Goal —
Copy every line that mentions the word "mean".
--- Data records ---
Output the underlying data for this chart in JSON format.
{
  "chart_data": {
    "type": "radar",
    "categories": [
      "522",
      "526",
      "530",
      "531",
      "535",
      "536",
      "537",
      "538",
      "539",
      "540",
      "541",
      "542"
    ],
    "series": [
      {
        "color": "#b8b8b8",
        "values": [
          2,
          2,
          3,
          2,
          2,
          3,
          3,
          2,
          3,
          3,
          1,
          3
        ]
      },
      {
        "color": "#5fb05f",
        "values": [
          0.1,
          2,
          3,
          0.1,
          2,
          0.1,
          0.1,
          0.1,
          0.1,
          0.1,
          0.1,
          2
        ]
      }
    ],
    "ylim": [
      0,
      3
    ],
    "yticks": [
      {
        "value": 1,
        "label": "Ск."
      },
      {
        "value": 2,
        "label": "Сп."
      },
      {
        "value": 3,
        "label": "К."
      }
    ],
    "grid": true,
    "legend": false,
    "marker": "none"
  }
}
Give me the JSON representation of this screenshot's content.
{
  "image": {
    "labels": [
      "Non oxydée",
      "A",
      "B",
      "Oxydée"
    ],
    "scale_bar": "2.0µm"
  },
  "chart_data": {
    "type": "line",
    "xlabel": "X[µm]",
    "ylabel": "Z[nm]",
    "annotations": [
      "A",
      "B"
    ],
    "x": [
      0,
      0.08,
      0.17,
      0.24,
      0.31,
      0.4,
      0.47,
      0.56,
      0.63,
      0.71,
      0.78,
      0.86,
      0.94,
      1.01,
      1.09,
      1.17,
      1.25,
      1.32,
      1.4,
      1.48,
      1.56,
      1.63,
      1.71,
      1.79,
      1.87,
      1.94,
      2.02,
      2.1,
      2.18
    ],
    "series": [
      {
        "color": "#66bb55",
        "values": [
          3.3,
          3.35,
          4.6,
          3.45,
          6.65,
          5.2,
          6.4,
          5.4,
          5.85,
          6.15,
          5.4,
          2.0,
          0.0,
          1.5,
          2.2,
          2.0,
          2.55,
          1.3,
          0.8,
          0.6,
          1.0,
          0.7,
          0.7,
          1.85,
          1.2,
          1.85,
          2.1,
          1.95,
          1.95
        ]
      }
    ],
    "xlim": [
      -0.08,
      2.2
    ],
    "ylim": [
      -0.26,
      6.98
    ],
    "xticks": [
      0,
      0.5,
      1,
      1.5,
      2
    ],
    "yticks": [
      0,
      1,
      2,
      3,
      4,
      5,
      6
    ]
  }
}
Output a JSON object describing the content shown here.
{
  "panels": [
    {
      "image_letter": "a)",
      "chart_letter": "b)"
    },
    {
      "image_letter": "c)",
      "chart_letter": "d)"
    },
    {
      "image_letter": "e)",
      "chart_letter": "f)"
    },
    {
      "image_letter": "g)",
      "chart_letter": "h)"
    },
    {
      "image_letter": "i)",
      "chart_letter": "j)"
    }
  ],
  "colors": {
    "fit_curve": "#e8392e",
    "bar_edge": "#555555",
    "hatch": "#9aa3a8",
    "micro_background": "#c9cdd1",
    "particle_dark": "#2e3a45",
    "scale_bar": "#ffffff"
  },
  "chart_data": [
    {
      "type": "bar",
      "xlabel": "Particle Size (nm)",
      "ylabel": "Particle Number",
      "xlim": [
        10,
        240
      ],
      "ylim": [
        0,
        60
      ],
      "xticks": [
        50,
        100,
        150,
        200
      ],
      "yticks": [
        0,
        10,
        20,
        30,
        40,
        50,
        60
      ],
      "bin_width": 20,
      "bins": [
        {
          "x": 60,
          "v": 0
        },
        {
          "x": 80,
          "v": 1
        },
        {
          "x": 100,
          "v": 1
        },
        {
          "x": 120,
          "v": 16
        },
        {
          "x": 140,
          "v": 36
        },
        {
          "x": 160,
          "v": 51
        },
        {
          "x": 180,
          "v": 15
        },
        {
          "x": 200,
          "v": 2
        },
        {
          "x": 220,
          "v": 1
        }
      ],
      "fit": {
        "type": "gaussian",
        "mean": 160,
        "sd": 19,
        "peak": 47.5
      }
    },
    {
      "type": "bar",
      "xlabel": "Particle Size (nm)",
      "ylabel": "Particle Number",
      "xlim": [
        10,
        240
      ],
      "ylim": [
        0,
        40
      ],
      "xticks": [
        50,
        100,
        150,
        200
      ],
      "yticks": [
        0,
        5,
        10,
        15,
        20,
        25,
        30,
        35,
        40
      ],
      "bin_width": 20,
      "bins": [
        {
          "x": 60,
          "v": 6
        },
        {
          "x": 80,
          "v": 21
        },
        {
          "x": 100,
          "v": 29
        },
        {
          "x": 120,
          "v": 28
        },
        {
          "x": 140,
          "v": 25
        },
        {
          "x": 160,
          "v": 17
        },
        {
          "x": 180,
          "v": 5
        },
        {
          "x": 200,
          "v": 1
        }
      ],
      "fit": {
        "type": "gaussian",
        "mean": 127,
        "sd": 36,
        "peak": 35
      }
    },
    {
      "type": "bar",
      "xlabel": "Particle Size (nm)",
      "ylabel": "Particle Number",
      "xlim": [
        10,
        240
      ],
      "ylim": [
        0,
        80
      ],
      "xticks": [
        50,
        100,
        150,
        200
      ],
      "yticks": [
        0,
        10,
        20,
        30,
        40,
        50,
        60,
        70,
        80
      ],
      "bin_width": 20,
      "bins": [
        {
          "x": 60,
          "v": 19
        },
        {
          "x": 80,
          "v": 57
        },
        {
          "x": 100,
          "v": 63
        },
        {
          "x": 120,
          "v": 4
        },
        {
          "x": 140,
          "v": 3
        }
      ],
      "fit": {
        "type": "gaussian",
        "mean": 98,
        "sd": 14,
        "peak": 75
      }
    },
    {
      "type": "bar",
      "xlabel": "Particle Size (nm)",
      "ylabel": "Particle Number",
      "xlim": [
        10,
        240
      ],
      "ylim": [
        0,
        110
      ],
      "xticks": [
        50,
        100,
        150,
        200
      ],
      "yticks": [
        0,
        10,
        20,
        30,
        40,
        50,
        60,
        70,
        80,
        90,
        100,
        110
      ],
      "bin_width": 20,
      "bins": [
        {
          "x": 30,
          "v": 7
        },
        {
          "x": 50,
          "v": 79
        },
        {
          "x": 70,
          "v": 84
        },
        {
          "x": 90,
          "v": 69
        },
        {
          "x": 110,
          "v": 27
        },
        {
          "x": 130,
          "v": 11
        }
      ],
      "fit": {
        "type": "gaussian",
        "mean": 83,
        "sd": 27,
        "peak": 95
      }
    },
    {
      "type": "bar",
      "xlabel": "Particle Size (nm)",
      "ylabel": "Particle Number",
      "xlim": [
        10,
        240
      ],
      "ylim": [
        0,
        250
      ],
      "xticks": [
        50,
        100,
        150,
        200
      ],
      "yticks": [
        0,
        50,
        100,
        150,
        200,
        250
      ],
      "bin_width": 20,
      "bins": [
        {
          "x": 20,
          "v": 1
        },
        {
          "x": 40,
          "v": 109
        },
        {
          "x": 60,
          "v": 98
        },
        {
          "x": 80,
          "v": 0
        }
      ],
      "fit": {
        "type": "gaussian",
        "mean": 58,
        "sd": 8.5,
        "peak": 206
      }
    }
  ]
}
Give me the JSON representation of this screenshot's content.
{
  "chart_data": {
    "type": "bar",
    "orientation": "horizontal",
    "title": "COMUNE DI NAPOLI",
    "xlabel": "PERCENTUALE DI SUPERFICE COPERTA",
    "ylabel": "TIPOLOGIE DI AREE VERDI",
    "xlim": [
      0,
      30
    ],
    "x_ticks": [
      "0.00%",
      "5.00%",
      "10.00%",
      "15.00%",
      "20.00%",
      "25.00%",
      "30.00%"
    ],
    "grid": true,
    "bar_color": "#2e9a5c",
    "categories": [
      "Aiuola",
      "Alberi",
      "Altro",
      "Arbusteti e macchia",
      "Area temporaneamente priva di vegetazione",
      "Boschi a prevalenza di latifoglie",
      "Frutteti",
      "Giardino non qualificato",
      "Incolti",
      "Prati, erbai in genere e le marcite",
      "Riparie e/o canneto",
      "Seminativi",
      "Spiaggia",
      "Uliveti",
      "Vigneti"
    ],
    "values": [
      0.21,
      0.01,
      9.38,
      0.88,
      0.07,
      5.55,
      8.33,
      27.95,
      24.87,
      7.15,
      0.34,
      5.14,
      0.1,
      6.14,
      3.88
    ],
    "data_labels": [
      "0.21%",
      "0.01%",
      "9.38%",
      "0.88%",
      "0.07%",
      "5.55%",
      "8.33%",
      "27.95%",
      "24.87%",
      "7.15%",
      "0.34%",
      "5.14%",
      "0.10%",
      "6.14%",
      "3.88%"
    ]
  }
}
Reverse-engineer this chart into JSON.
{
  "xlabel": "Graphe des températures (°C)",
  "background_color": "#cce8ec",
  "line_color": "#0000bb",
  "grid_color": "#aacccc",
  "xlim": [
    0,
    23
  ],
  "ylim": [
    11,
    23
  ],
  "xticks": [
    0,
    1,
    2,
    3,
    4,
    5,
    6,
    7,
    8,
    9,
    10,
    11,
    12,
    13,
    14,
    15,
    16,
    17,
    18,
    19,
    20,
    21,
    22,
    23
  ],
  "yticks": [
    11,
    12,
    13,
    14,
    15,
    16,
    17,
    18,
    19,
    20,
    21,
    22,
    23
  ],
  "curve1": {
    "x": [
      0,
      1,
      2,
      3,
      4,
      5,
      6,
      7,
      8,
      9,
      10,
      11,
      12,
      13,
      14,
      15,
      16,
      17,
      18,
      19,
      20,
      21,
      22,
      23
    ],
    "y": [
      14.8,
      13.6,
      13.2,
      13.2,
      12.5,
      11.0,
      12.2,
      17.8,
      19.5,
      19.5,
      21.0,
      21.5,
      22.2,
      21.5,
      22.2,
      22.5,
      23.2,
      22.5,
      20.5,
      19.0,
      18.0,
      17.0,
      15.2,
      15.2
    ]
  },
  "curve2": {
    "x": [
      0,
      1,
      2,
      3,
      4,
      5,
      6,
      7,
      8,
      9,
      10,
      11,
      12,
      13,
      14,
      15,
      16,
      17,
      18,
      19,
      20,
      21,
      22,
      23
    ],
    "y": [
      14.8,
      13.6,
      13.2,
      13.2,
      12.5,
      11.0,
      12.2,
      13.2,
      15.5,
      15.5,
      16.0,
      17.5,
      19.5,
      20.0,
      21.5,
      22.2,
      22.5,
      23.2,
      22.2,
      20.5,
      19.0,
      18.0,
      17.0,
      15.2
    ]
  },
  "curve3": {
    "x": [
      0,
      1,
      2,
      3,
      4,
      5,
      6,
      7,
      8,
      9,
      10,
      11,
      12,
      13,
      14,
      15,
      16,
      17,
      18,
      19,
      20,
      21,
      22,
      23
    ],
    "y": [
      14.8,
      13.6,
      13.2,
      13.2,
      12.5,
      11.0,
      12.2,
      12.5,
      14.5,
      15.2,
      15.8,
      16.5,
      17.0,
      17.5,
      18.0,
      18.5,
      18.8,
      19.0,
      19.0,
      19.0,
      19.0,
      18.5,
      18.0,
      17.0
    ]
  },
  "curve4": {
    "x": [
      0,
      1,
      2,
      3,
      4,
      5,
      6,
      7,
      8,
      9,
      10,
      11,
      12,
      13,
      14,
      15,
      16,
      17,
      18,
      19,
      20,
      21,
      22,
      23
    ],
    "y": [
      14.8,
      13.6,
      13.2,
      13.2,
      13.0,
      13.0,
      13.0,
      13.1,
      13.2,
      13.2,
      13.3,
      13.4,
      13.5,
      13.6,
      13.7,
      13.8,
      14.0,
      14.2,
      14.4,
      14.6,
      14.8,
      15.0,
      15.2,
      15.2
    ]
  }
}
---
The answer —
        "mean": 160,
        "mean": 127,
        "mean": 98,
        "mean": 83,
        "mean": 58,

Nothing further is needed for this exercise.